[Data records]

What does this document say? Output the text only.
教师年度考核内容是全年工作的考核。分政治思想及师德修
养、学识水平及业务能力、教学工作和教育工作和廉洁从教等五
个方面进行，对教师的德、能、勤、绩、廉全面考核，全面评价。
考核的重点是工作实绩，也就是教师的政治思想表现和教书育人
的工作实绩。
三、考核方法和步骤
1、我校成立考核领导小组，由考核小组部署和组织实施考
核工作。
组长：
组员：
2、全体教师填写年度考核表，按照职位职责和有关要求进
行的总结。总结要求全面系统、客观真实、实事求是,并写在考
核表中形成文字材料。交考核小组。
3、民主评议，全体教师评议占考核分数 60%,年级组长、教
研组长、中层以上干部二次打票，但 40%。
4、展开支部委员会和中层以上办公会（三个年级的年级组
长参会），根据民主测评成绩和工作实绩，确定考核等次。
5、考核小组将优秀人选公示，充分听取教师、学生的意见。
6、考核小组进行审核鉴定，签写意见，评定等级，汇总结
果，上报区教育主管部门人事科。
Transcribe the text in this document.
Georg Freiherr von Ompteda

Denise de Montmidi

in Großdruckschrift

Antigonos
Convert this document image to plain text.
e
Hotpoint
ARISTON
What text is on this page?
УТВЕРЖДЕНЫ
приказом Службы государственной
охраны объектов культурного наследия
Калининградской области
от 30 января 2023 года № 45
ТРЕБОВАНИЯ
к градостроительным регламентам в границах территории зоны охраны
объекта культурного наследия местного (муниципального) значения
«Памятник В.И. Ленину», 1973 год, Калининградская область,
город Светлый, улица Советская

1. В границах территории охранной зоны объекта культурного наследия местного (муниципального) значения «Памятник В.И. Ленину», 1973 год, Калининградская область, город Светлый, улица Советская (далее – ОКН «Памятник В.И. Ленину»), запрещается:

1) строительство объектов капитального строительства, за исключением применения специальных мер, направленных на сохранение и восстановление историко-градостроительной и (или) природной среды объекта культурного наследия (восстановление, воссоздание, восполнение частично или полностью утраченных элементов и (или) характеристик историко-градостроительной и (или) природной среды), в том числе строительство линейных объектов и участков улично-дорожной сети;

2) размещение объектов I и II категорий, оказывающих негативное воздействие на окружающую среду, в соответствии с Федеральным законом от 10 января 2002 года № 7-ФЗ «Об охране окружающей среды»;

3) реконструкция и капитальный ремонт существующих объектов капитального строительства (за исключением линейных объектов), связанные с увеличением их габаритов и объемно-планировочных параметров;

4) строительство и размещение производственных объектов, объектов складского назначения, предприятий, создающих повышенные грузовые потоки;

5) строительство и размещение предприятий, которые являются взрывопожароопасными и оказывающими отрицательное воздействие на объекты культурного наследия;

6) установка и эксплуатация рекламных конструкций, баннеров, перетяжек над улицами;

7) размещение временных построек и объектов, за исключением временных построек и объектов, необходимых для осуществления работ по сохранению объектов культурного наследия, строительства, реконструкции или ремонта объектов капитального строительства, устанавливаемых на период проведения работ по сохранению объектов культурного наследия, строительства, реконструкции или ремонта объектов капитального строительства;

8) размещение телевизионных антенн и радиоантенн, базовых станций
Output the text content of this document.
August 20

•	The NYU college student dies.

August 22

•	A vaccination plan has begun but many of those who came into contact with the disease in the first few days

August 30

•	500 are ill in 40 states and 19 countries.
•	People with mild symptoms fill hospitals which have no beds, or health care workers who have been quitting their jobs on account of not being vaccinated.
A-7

--- What is needed ---
Reproduce each entry exactly, leaving out nothing.

--- Written response ---
What does this document say? Output the text only.
教师年度考核内容是全年工作的考核。分政治思想及师德修
养、学识水平及业务能力、教学工作和教育工作和廉洁从教等五
个方面进行，对教师的德、能、勤、绩、廉全面考核，全面评价。
考核的重点是工作实绩，也就是教师的政治思想表现和教书育人
的工作实绩。
三、考核方法和步骤
1、我校成立考核领导小组，由考核小组部署和组织实施考
核工作。
组长：
组员：
2、全体教师填写年度考核表，按照职位职责和有关要求进
行的总结。总结要求全面系统、客观真实、实事求是,并写在考
核表中形成文字材料。交考核小组。
3、民主评议，全体教师评议占考核分数 60%,年级组长、教
研组长、中层以上干部二次打票，但 40%。
4、展开支部委员会和中层以上办公会（三个年级的年级组
长参会），根据民主测评成绩和工作实绩，确定考核等次。
5、考核小组将优秀人选公示，充分听取教师、学生的意见。
6、考核小组进行审核鉴定，签写意见，评定等级，汇总结
果，上报区教育主管部门人事科。
Transcribe the text in this document.
Georg Freiherr von Ompteda

Denise de Montmidi

in Großdruckschrift

Antigonos
Convert this document image to plain text.
e
Hotpoint
ARISTON
What text is on this page?
УТВЕРЖДЕНЫ
приказом Службы государственной
охраны объектов культурного наследия
Калининградской области
от 30 января 2023 года № 45
ТРЕБОВАНИЯ
к градостроительным регламентам в границах территории зоны охраны
объекта культурного наследия местного (муниципального) значения
«Памятник В.И. Ленину», 1973 год, Калининградская область,
город Светлый, улица Советская

1. В границах территории охранной зоны объекта культурного наследия местного (муниципального) значения «Памятник В.И. Ленину», 1973 год, Калининградская область, город Светлый, улица Советская (далее – ОКН «Памятник В.И. Ленину»), запрещается:

1) строительство объектов капитального строительства, за исключением применения специальных мер, направленных на сохранение и восстановление историко-градостроительной и (или) природной среды объекта культурного наследия (восстановление, воссоздание, восполнение частично или полностью утраченных элементов и (или) характеристик историко-градостроительной и (или) природной среды), в том числе строительство линейных объектов и участков улично-дорожной сети;

2) размещение объектов I и II категорий, оказывающих негативное воздействие на окружающую среду, в соответствии с Федеральным законом от 10 января 2002 года № 7-ФЗ «Об охране окружающей среды»;

3) реконструкция и капитальный ремонт существующих объектов капитального строительства (за исключением линейных объектов), связанные с увеличением их габаритов и объемно-планировочных параметров;

4) строительство и размещение производственных объектов, объектов складского назначения, предприятий, создающих повышенные грузовые потоки;

5) строительство и размещение предприятий, которые являются взрывопожароопасными и оказывающими отрицательное воздействие на объекты культурного наследия;

6) установка и эксплуатация рекламных конструкций, баннеров, перетяжек над улицами;

7) размещение временных построек и объектов, за исключением временных построек и объектов, необходимых для осуществления работ по сохранению объектов культурного наследия, строительства, реконструкции или ремонта объектов капитального строительства, устанавливаемых на период проведения работ по сохранению объектов культурного наследия, строительства, реконструкции или ремонта объектов капитального строительства;

8) размещение телевизионных антенн и радиоантенн, базовых станций
Output the text content of this document.
August 20

•	The NYU college student dies.

August 22

•	A vaccination plan has begun but many of those who came into contact with the disease in the first few days

August 30

•	500 are ill in 40 states and 19 countries.
•	People with mild symptoms fill hospitals which have no beds, or health care workers who have been quitting their jobs on account of not being vaccinated.
A-7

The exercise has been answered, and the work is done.